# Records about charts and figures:

----------------

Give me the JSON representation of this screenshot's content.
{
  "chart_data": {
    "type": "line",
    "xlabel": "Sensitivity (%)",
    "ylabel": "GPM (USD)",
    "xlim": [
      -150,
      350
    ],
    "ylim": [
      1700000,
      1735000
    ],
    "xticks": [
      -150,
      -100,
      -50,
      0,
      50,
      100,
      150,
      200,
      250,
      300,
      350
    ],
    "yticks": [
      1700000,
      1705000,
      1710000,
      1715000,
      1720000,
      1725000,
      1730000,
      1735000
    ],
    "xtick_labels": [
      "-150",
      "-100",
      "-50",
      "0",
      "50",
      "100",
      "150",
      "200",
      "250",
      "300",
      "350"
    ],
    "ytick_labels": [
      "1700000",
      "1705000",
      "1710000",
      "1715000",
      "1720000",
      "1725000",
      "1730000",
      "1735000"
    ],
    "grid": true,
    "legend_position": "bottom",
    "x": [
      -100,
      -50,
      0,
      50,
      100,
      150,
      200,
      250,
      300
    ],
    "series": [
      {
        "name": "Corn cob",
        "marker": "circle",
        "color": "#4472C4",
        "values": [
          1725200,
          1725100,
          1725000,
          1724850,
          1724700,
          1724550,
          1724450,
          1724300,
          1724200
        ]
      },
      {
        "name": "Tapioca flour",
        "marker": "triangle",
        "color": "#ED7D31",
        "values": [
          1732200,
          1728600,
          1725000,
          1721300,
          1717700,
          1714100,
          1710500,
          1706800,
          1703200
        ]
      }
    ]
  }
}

----------------

# AIM OF THE TASK:
Type the whole listing again, unaltered.

# EXERCISE SOLUTION:
Give me the JSON representation of this screenshot's content.
{
  "chart_data": {
    "type": "line",
    "xlabel": "Sensitivity (%)",
    "ylabel": "GPM (USD)",
    "xlim": [
      -150,
      350
    ],
    "ylim": [
      1700000,
      1735000
    ],
    "xticks": [
      -150,
      -100,
      -50,
      0,
      50,
      100,
      150,
      200,
      250,
      300,
      350
    ],
    "yticks": [
      1700000,
      1705000,
      1710000,
      1715000,
      1720000,
      1725000,
      1730000,
      1735000
    ],
    "xtick_labels": [
      "-150",
      "-100",
      "-50",
      "0",
      "50",
      "100",
      "150",
      "200",
      "250",
      "300",
      "350"
    ],
    "ytick_labels": [
      "1700000",
      "1705000",
      "1710000",
      "1715000",
      "1720000",
      "1725000",
      "1730000",
      "1735000"
    ],
    "grid": true,
    "legend_position": "bottom",
    "x": [
      -100,
      -50,
      0,
      50,
      100,
      150,
      200,
      250,
      300
    ],
    "series": [
      {
        "name": "Corn cob",
        "marker": "circle",
        "color": "#4472C4",
        "values": [
          1725200,
          1725100,
          1725000,
          1724850,
          1724700,
          1724550,
          1724450,
          1724300,
          1724200
        ]
      },
      {
        "name": "Tapioca flour",
        "marker": "triangle",
        "color": "#ED7D31",
        "values": [
          1732200,
          1728600,
          1725000,
          1721300,
          1717700,
          1714100,
          1710500,
          1706800,
          1703200
        ]
      }
    ]
  }
}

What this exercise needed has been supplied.